_Excerpt_.
##########
Do you make the time to be with yourself?
As you are. As your reality is. No pretense, no stories, no
excuses. You don’t need an excuse. Remember? You don’t need an excuse for
yourself. There’s a faint echo reminding us there is no need for apologies or
explanations to make it right. If we’re still making excuses, we’re still
avoiding the chance to meet ourselves again for the first time.
A few years ago, my friend and I started an affectionate
little tradition. Whenever one of us would say “Excuse me,” the other would say
teasingly and lovingly, “There’s no excuse for you.” It’s true, there isn’t. Why
does there have to be one, anyway?
Perhaps you can relate to this: I repeatedly make excuses
for how I feel, what I do and what I don’t do. What am I really saying? Two
things: I don’t have a right to feel, and in some cases, I don’t WANT to feel
or be associated with my actions because I would surely be struck by lightning
if I let go.
If you’re feeling silly, can you be so without apologizing?
If you’re angry, can you dwell in it and give yourself time to process? If you
are joyful, can you express it unhindered? If you are grieving, can you explore
the ache in your heart, trusting that you will not be consumed by it?
I leave you with a journal entry I scrawled out recently. Just
remember: there is no excuse for you, my love. You never needed one.
##########
_Extracted material_.
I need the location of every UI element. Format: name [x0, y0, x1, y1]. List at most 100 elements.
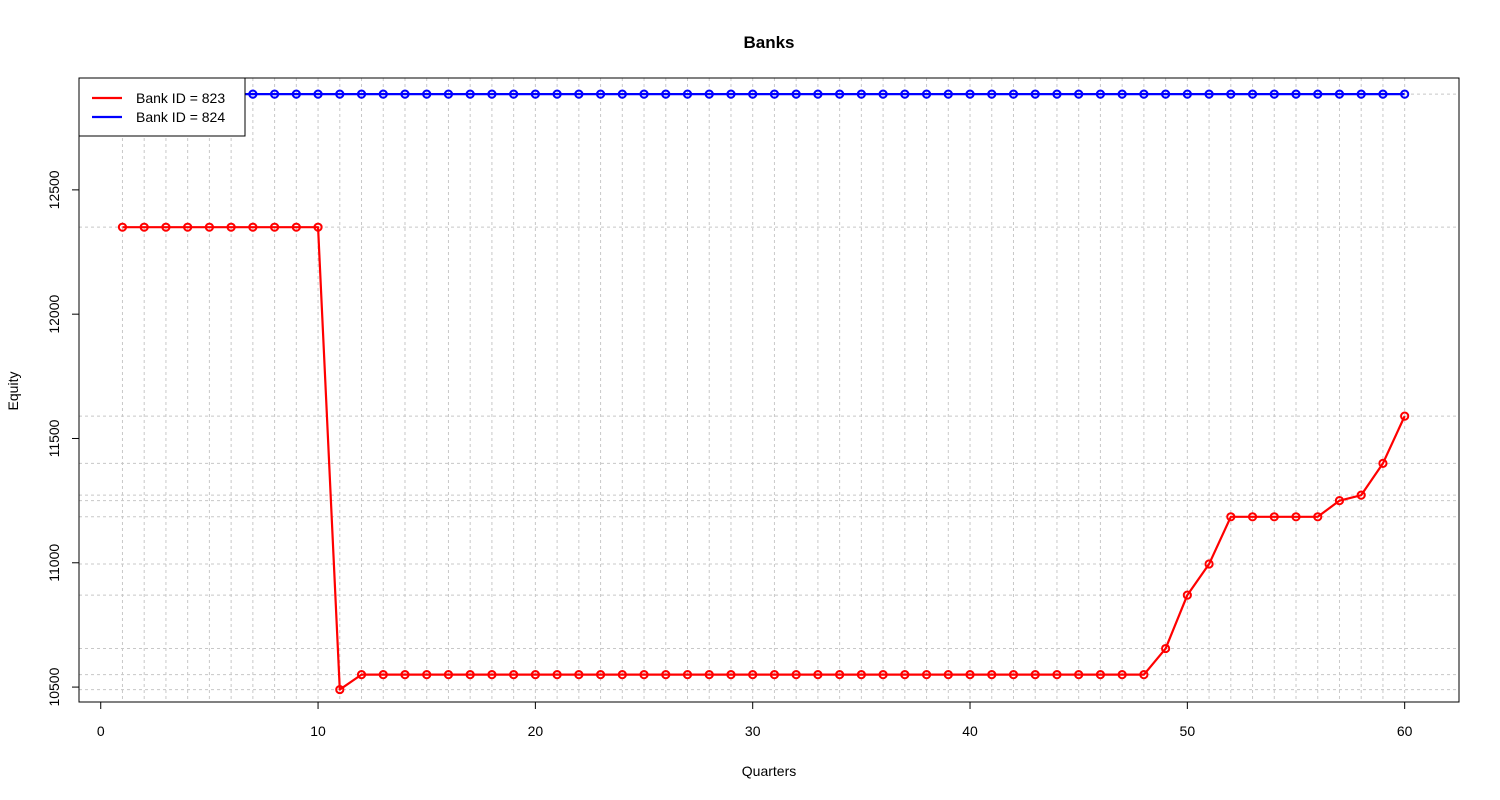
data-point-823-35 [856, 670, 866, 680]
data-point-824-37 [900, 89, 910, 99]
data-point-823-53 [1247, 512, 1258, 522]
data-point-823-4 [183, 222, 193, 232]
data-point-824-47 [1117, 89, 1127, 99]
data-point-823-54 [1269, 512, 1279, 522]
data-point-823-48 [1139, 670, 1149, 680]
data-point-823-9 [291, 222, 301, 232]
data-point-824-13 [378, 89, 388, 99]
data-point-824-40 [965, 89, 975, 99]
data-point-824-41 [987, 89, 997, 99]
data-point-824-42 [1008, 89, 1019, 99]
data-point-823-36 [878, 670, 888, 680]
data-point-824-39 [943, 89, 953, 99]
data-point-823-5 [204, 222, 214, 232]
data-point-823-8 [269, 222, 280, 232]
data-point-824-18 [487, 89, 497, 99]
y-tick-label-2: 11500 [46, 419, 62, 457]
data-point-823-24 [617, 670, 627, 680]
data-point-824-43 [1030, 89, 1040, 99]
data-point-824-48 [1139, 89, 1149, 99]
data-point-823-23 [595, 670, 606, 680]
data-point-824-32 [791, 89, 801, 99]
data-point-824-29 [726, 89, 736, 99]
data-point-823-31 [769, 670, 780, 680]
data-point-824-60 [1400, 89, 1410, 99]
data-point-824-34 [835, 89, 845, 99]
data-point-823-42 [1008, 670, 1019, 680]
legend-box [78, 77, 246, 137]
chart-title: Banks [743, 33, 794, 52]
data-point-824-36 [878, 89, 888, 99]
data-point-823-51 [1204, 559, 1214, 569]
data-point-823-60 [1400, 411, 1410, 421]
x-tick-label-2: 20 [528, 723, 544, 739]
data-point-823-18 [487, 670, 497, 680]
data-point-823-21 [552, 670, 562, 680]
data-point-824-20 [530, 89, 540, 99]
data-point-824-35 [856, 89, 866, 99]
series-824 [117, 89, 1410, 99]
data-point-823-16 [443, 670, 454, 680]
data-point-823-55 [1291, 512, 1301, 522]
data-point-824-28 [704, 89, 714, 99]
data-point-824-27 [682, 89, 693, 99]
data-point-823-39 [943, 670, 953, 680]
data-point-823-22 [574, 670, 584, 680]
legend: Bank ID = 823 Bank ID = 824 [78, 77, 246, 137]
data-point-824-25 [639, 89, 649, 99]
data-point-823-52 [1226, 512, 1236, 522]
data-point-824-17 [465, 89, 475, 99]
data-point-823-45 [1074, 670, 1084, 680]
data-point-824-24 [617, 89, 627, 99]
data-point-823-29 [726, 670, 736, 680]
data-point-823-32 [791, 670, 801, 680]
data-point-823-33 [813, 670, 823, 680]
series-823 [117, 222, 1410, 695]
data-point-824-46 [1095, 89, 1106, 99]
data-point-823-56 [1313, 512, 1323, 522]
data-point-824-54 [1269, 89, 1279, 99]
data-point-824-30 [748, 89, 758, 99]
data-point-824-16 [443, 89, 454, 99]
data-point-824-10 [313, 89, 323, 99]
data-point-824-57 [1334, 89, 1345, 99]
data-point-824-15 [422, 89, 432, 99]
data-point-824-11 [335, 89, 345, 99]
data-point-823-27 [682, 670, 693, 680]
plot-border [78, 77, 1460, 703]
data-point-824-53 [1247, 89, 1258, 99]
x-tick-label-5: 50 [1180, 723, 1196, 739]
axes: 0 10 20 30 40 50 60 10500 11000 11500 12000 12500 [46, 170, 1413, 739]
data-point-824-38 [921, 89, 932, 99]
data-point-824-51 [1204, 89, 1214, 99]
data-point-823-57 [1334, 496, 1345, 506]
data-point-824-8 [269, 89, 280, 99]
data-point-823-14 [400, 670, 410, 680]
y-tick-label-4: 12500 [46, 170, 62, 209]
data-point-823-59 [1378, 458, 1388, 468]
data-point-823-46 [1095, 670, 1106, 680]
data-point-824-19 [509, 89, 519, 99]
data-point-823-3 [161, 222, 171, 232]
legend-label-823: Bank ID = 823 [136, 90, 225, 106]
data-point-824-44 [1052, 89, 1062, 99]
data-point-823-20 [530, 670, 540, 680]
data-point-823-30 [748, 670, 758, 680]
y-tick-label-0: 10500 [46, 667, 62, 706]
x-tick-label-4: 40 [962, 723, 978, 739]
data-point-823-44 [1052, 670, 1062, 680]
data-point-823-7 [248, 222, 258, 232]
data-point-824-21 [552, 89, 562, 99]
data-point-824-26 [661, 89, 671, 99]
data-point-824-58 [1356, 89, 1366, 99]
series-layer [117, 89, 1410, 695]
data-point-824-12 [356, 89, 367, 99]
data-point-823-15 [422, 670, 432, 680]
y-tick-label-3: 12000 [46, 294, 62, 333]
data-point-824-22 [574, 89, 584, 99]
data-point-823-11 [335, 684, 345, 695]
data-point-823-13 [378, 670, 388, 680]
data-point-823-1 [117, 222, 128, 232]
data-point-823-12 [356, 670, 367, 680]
##########
_Actions to take_.
(a) Print the stretch of the essay on excuses from "A few years" through "so without apologizing?".
(b) Output the lines of the entries from the line containing "data-point-823-35 [856, 670, 866, 680]" through the line containing "data-point-824-42 [1008, 89, 1019, 99]", both included, and nothing else.

_Answer set_.
(a)
A few years ago, my friend and I started an affectionate
little tradition. Whenever one of us would say “Excuse me,” the other would say
teasingly and lovingly, “There’s no excuse for you.” It’s true, there isn’t. Why
does there have to be one, anyway?
Perhaps you can relate to this: I repeatedly make excuses
for how I feel, what I do and what I don’t do. What am I really saying? Two
things: I don’t have a right to feel, and in some cases, I don’t WANT to feel
or be associated with my actions because I would surely be struck by lightning
if I let go.
If you’re feeling silly, can you be so without apologizing?

(b)
data-point-823-35 [856, 670, 866, 680]
data-point-824-37 [900, 89, 910, 99]
data-point-823-53 [1247, 512, 1258, 522]
data-point-823-4 [183, 222, 193, 232]
data-point-824-47 [1117, 89, 1127, 99]
data-point-823-54 [1269, 512, 1279, 522]
data-point-823-48 [1139, 670, 1149, 680]
data-point-823-9 [291, 222, 301, 232]
data-point-824-13 [378, 89, 388, 99]
data-point-824-40 [965, 89, 975, 99]
data-point-824-41 [987, 89, 997, 99]
data-point-824-42 [1008, 89, 1019, 99]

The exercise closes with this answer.